▶ Aim:
Reproduce the records below in full and exactly, without their images.

▶ Recorded information:
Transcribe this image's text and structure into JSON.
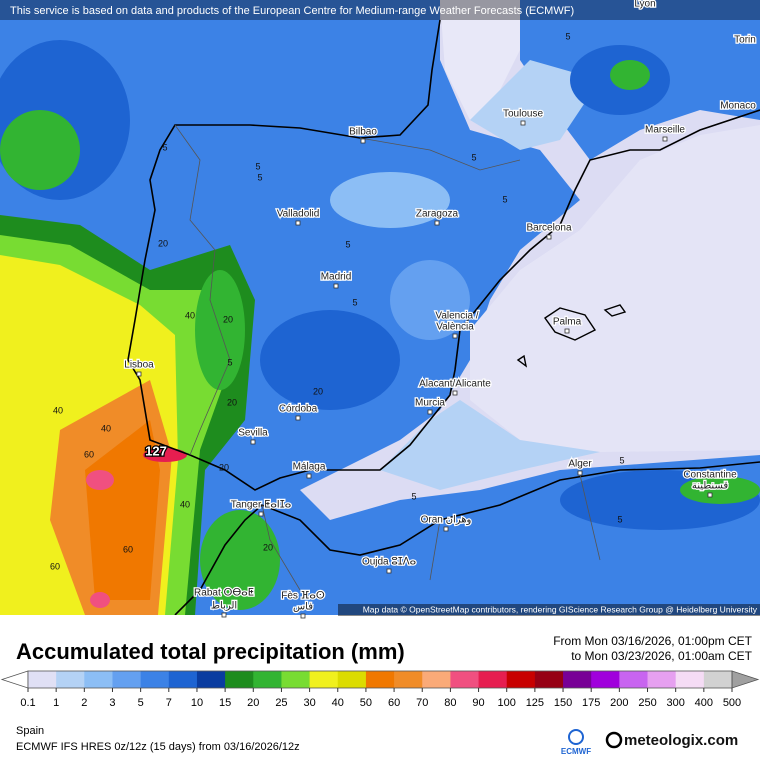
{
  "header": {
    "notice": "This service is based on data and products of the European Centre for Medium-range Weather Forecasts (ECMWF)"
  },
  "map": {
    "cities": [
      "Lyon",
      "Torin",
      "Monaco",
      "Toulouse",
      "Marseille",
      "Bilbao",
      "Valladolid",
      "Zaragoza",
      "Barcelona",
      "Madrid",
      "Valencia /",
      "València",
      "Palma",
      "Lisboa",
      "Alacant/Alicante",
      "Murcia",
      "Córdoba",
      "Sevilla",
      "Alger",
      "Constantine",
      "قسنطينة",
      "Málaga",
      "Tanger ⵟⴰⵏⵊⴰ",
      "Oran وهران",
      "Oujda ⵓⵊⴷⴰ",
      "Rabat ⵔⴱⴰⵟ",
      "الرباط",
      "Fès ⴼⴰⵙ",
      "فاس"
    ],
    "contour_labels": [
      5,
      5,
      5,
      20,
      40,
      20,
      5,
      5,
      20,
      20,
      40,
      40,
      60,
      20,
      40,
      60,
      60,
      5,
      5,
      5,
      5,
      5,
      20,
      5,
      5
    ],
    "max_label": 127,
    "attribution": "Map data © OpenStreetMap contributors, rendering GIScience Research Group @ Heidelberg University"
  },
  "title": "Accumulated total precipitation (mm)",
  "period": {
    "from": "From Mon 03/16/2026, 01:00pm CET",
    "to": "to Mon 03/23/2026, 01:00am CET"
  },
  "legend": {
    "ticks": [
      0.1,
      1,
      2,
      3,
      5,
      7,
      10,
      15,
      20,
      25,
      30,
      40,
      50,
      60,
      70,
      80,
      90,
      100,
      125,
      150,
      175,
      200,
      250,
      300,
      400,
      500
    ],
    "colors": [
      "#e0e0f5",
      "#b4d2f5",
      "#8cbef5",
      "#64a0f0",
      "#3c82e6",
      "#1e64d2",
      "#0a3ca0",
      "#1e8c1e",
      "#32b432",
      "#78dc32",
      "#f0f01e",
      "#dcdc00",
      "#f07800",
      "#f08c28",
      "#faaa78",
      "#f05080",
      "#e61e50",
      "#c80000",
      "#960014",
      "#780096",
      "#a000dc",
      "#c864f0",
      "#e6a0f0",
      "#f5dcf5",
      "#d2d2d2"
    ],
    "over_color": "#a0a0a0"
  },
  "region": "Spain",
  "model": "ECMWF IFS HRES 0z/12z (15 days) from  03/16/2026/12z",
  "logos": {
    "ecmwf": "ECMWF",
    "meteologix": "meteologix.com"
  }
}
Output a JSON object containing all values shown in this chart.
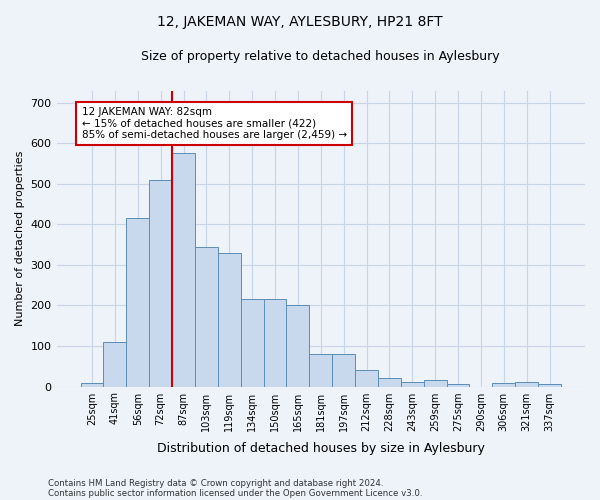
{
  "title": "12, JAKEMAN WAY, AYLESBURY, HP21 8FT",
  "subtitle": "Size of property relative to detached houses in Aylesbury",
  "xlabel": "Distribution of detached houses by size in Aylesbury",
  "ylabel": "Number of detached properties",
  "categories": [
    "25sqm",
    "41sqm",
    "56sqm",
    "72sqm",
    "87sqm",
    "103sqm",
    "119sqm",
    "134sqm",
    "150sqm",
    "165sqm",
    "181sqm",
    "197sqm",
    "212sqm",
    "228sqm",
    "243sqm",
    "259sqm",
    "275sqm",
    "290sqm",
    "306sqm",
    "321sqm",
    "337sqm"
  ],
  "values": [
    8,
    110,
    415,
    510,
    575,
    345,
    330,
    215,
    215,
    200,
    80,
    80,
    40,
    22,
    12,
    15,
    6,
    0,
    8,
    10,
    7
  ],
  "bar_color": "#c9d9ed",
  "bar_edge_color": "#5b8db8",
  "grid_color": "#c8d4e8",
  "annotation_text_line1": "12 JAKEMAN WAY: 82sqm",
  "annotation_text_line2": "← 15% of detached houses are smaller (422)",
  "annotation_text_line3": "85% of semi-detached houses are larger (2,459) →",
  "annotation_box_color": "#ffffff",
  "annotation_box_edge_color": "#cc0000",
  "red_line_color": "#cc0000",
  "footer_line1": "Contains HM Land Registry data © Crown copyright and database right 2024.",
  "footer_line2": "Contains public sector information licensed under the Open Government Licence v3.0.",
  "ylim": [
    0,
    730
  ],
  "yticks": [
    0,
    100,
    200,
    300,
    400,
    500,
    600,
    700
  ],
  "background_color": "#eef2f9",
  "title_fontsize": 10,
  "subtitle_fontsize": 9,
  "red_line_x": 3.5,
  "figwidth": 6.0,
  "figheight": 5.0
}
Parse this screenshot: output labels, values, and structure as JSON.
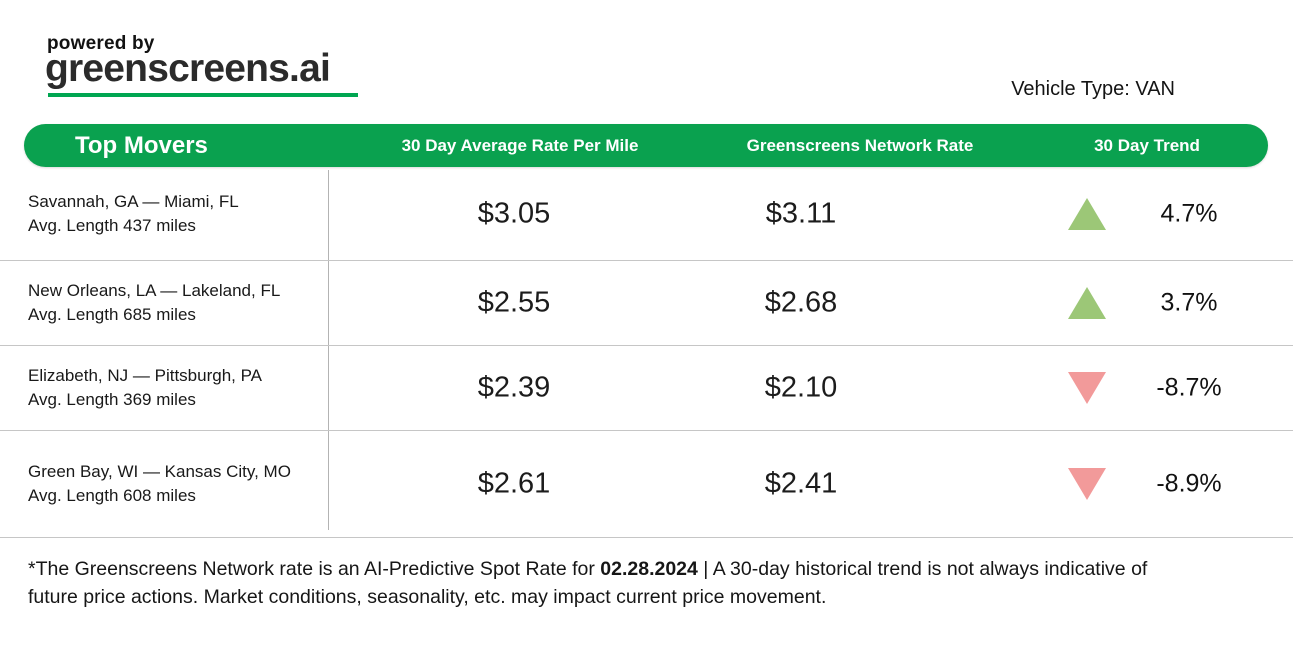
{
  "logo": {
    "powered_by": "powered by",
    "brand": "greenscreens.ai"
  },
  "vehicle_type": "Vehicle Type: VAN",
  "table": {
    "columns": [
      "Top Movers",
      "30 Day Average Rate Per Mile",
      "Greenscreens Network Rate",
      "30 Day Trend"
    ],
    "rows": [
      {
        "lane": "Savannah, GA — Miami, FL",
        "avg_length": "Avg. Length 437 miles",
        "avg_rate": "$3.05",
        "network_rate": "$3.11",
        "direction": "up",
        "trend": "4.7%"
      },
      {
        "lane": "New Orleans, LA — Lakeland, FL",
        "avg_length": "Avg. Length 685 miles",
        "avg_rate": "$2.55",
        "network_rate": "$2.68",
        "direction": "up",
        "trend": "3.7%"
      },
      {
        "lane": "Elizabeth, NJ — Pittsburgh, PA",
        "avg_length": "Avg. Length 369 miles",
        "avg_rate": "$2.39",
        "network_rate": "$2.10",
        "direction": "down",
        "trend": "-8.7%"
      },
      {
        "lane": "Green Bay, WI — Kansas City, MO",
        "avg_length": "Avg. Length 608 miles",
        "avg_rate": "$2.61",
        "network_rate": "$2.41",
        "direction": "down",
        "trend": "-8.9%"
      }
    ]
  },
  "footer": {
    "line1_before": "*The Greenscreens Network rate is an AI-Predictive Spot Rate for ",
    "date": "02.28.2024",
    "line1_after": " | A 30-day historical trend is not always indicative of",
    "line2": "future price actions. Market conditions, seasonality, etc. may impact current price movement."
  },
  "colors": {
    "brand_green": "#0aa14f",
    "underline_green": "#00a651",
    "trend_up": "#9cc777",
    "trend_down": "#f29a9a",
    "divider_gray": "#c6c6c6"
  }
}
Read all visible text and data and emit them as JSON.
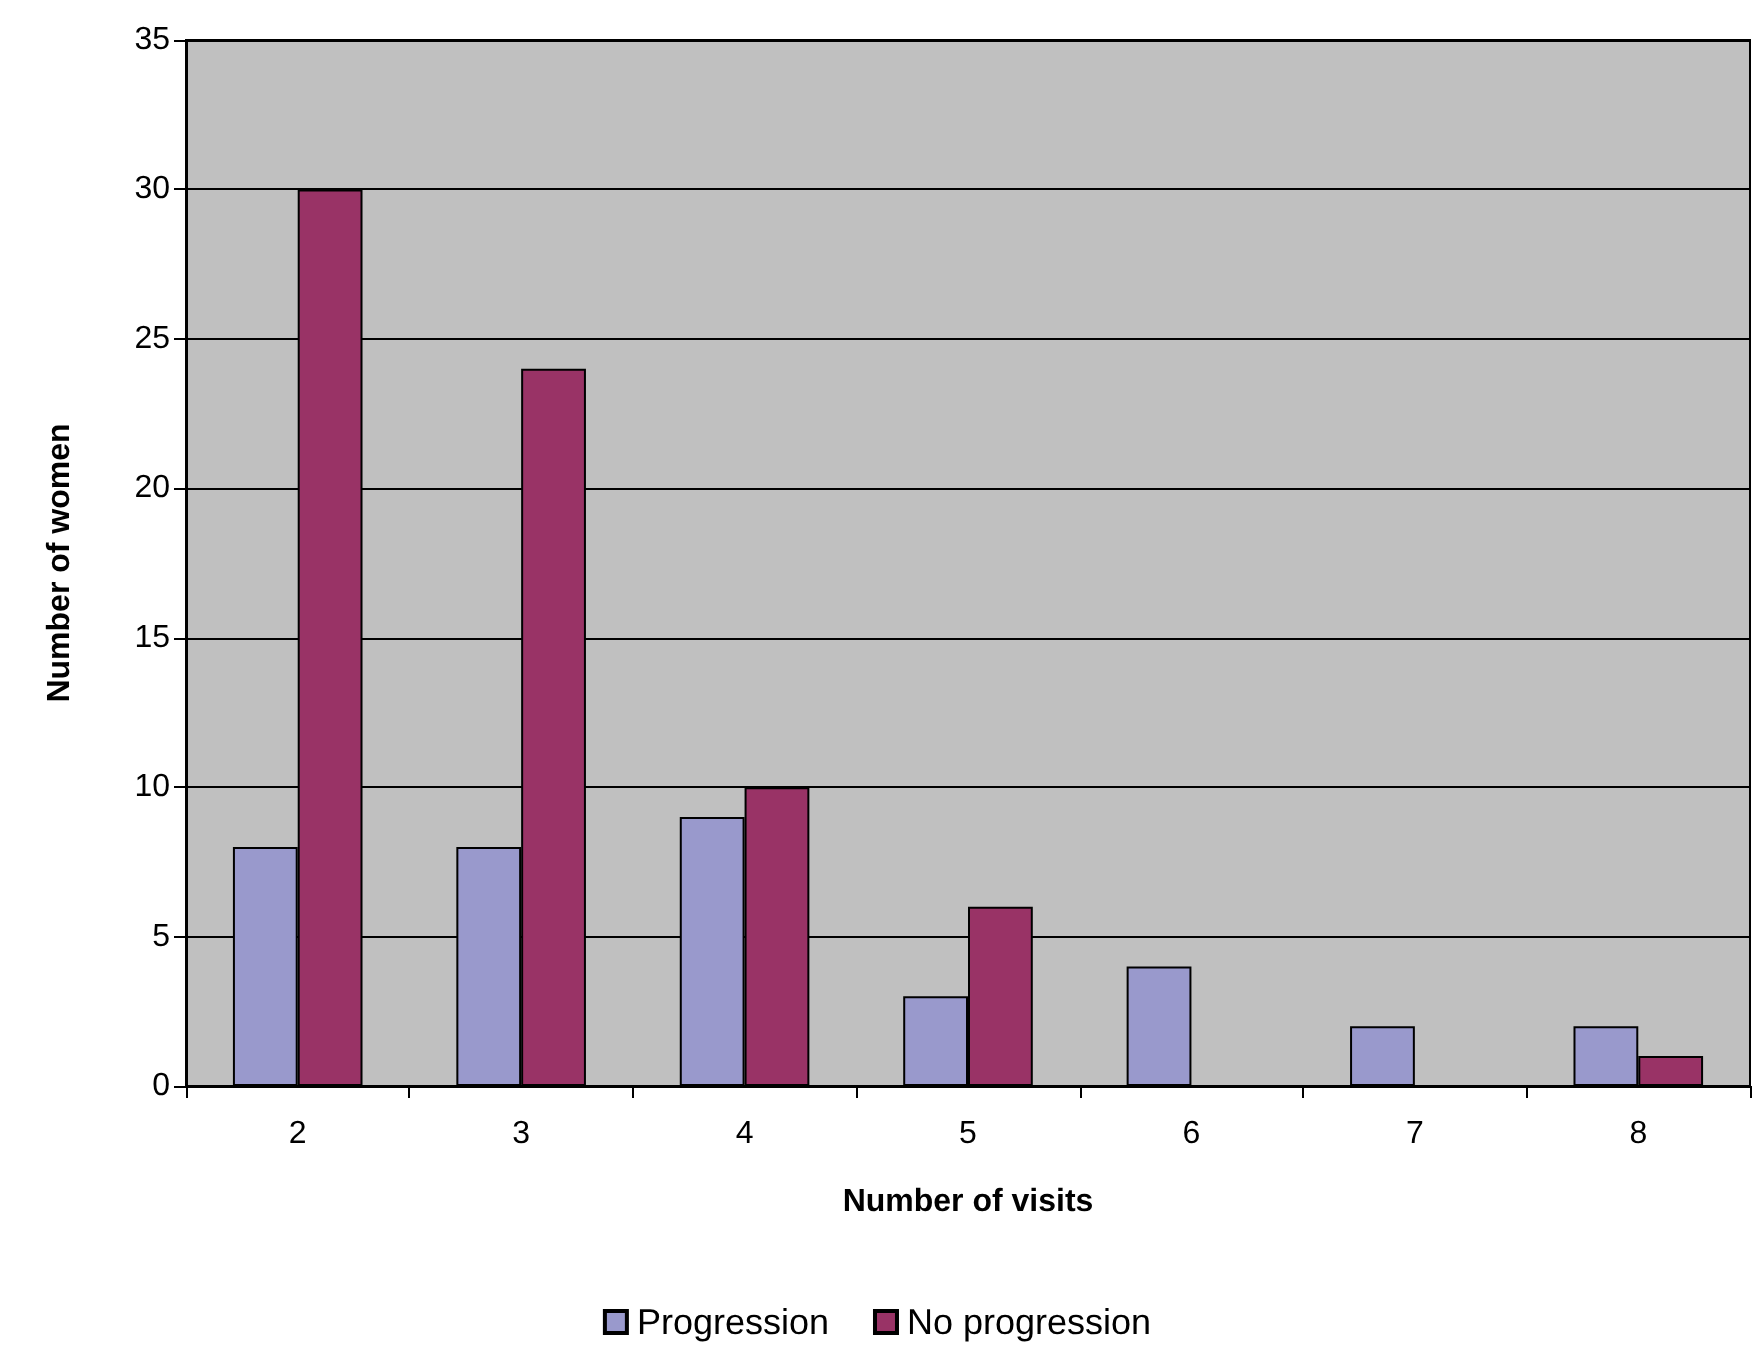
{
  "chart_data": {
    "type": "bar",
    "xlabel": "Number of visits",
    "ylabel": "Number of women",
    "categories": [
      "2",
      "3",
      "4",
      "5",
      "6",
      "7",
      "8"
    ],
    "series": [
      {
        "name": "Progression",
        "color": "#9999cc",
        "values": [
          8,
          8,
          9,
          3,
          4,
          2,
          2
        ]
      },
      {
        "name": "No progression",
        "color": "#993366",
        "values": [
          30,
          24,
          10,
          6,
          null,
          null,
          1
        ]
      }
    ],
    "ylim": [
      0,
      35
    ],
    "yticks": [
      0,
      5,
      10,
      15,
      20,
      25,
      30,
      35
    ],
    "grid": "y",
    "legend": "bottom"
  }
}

▶ Solution to the problem:
Transcribe this image's text and structure into JSON.
{
  "header": {
    "notice": "This service is based on data and products of the European Centre for Medium-range Weather Forecasts (ECMWF)"
  },
  "map": {
    "cities": [
      "Lyon",
      "Torin",
      "Monaco",
      "Toulouse",
      "Marseille",
      "Bilbao",
      "Valladolid",
      "Zaragoza",
      "Barcelona",
      "Madrid",
      "Valencia /",
      "València",
      "Palma",
      "Lisboa",
      "Alacant/Alicante",
      "Murcia",
      "Córdoba",
      "Sevilla",
      "Alger",
      "Constantine",
      "قسنطينة",
      "Málaga",
      "Tanger ⵟⴰⵏⵊⴰ",
      "Oran وهران",
      "Oujda ⵓⵊⴷⴰ",
      "Rabat ⵔⴱⴰⵟ",
      "الرباط",
      "Fès ⴼⴰⵙ",
      "فاس"
    ],
    "contour_labels": [
      5,
      5,
      5,
      20,
      40,
      20,
      5,
      5,
      20,
      20,
      40,
      40,
      60,
      20,
      40,
      60,
      60,
      5,
      5,
      5,
      5,
      5,
      20,
      5,
      5
    ],
    "max_label": 127,
    "attribution": "Map data © OpenStreetMap contributors, rendering GIScience Research Group @ Heidelberg University"
  },
  "title": "Accumulated total precipitation (mm)",
  "period": {
    "from": "From Mon 03/16/2026, 01:00pm CET",
    "to": "to Mon 03/23/2026, 01:00am CET"
  },
  "legend": {
    "ticks": [
      0.1,
      1,
      2,
      3,
      5,
      7,
      10,
      15,
      20,
      25,
      30,
      40,
      50,
      60,
      70,
      80,
      90,
      100,
      125,
      150,
      175,
      200,
      250,
      300,
      400,
      500
    ],
    "colors": [
      "#e0e0f5",
      "#b4d2f5",
      "#8cbef5",
      "#64a0f0",
      "#3c82e6",
      "#1e64d2",
      "#0a3ca0",
      "#1e8c1e",
      "#32b432",
      "#78dc32",
      "#f0f01e",
      "#dcdc00",
      "#f07800",
      "#f08c28",
      "#faaa78",
      "#f05080",
      "#e61e50",
      "#c80000",
      "#960014",
      "#780096",
      "#a000dc",
      "#c864f0",
      "#e6a0f0",
      "#f5dcf5",
      "#d2d2d2"
    ],
    "over_color": "#a0a0a0"
  },
  "region": "Spain",
  "model": "ECMWF IFS HRES 0z/12z (15 days) from  03/16/2026/12z",
  "logos": {
    "ecmwf": "ECMWF",
    "meteologix": "meteologix.com"
  }
}
Output a JSON object containing all values shown in this chart.
{
  "title": "12, JAKEMAN WAY, AYLESBURY, HP21 8FT",
  "subtitle": "Size of property relative to detached houses in Aylesbury",
  "xlabel": "Distribution of detached houses by size in Aylesbury",
  "ylabel": "Number of detached properties",
  "categories": [
    "25sqm",
    "41sqm",
    "56sqm",
    "72sqm",
    "87sqm",
    "103sqm",
    "119sqm",
    "134sqm",
    "150sqm",
    "165sqm",
    "181sqm",
    "197sqm",
    "212sqm",
    "228sqm",
    "243sqm",
    "259sqm",
    "275sqm",
    "290sqm",
    "306sqm",
    "321sqm",
    "337sqm"
  ],
  "values": [
    8,
    110,
    415,
    510,
    575,
    345,
    330,
    215,
    215,
    200,
    80,
    80,
    40,
    22,
    12,
    15,
    6,
    0,
    8,
    10,
    7
  ],
  "bar_color": "#c9d9ed",
  "bar_edge_color": "#5b8db8",
  "grid_color": "#c8d4e8",
  "annotation_text_line1": "12 JAKEMAN WAY: 82sqm",
  "annotation_text_line2": "← 15% of detached houses are smaller (422)",
  "annotation_text_line3": "85% of semi-detached houses are larger (2,459) →",
  "annotation_box_color": "#ffffff",
  "annotation_box_edge_color": "#cc0000",
  "red_line_color": "#cc0000",
  "footer_line1": "Contains HM Land Registry data © Crown copyright and database right 2024.",
  "footer_line2": "Contains public sector information licensed under the Open Government Licence v3.0.",
  "ylim": [
    0,
    730
  ],
  "yticks": [
    0,
    100,
    200,
    300,
    400,
    500,
    600,
    700
  ],
  "background_color": "#eef2f9",
  "title_fontsize": 10,
  "subtitle_fontsize": 9,
  "red_line_x": 3.5,
  "figwidth": 6.0,
  "figheight": 5.0
}
Parse this screenshot: output labels, values, and structure as JSON.
{
  "logo": {
    "powered_by": "powered by",
    "brand": "greenscreens.ai"
  },
  "vehicle_type": "Vehicle Type: VAN",
  "table": {
    "columns": [
      "Top Movers",
      "30 Day Average Rate Per Mile",
      "Greenscreens Network Rate",
      "30 Day Trend"
    ],
    "rows": [
      {
        "lane": "Savannah, GA — Miami, FL",
        "avg_length": "Avg. Length 437 miles",
        "avg_rate": "$3.05",
        "network_rate": "$3.11",
        "direction": "up",
        "trend": "4.7%"
      },
      {
        "lane": "New Orleans, LA — Lakeland, FL",
        "avg_length": "Avg. Length 685 miles",
        "avg_rate": "$2.55",
        "network_rate": "$2.68",
        "direction": "up",
        "trend": "3.7%"
      },
      {
        "lane": "Elizabeth, NJ — Pittsburgh, PA",
        "avg_length": "Avg. Length 369 miles",
        "avg_rate": "$2.39",
        "network_rate": "$2.10",
        "direction": "down",
        "trend": "-8.7%"
      },
      {
        "lane": "Green Bay, WI — Kansas City, MO",
        "avg_length": "Avg. Length 608 miles",
        "avg_rate": "$2.61",
        "network_rate": "$2.41",
        "direction": "down",
        "trend": "-8.9%"
      }
    ]
  },
  "footer": {
    "line1_before": "*The Greenscreens Network rate is an AI-Predictive Spot Rate for ",
    "date": "02.28.2024",
    "line1_after": " | A 30-day historical trend is not always indicative of",
    "line2": "future price actions. Market conditions, seasonality, etc. may impact current price movement."
  },
  "colors": {
    "brand_green": "#0aa14f",
    "underline_green": "#00a651",
    "trend_up": "#9cc777",
    "trend_down": "#f29a9a",
    "divider_gray": "#c6c6c6"
  }
}
Read all visible text and data and emit them as JSON.
{
  "chart_data": {
    "type": "bar",
    "xlabel": "Number of visits",
    "ylabel": "Number of women",
    "categories": [
      "2",
      "3",
      "4",
      "5",
      "6",
      "7",
      "8"
    ],
    "series": [
      {
        "name": "Progression",
        "color": "#9999cc",
        "values": [
          8,
          8,
          9,
          3,
          4,
          2,
          2
        ]
      },
      {
        "name": "No progression",
        "color": "#993366",
        "values": [
          30,
          24,
          10,
          6,
          null,
          null,
          1
        ]
      }
    ],
    "ylim": [
      0,
      35
    ],
    "yticks": [
      0,
      5,
      10,
      15,
      20,
      25,
      30,
      35
    ],
    "grid": "y",
    "legend": "bottom"
  }
}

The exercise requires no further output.